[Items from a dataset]
______________________________
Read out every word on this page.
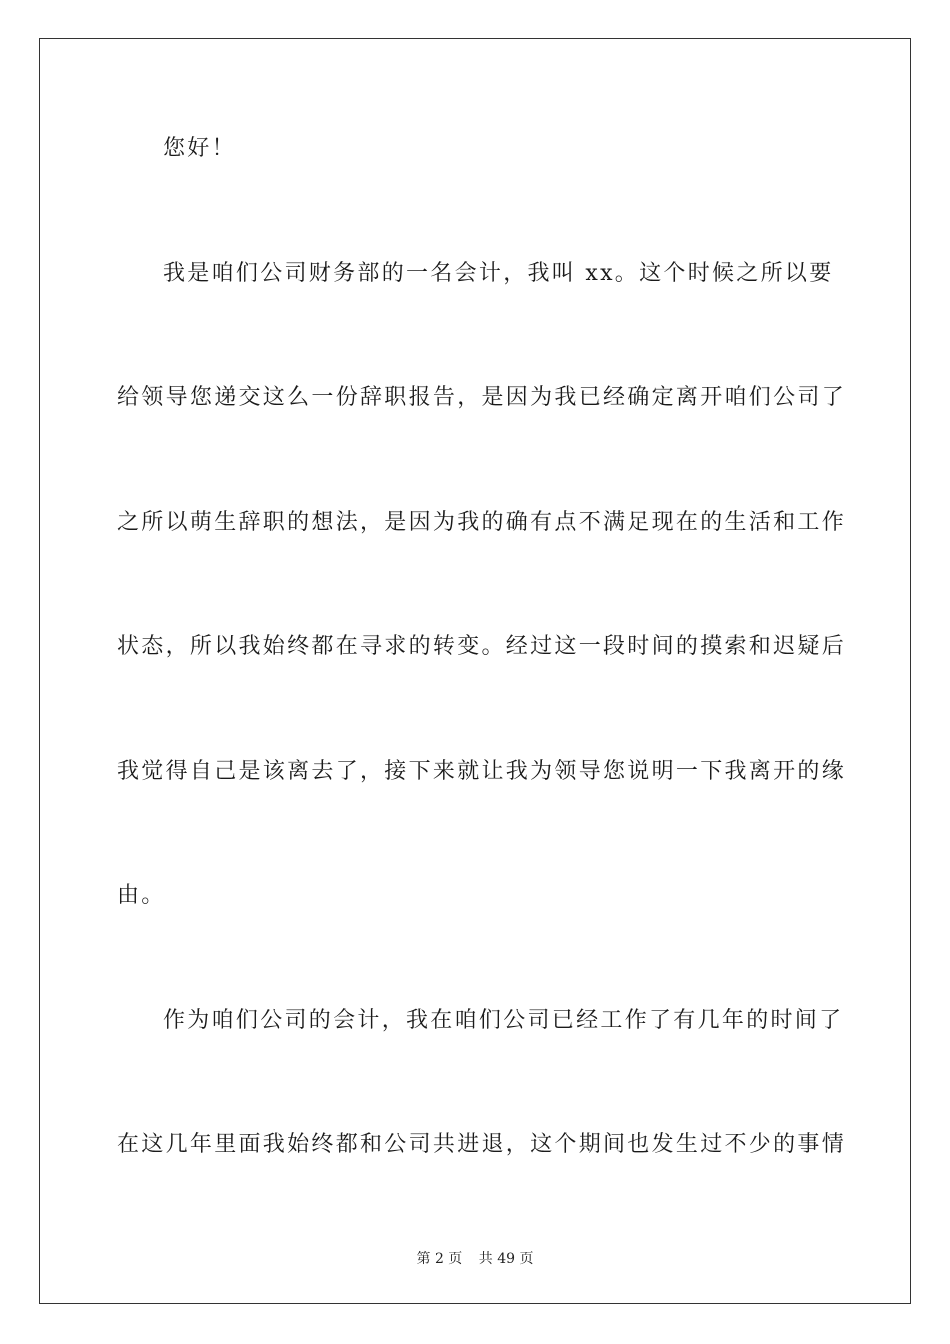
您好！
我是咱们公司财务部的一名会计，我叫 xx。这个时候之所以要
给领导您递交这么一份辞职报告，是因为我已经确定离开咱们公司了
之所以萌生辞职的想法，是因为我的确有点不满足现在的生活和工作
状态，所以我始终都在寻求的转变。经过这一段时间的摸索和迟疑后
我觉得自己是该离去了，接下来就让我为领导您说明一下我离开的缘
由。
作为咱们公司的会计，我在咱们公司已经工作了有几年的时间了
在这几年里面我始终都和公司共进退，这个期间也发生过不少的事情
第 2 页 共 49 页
______________________________
Without including any pictures, please restate all the records exactly.

*OUTPUT OF THE TASK:*
Read out every word on this page.
您好！
我是咱们公司财务部的一名会计，我叫 xx。这个时候之所以要
给领导您递交这么一份辞职报告，是因为我已经确定离开咱们公司了
之所以萌生辞职的想法，是因为我的确有点不满足现在的生活和工作
状态，所以我始终都在寻求的转变。经过这一段时间的摸索和迟疑后
我觉得自己是该离去了，接下来就让我为领导您说明一下我离开的缘
由。
作为咱们公司的会计，我在咱们公司已经工作了有几年的时间了
在这几年里面我始终都和公司共进退，这个期间也发生过不少的事情
第 2 页 共 49 页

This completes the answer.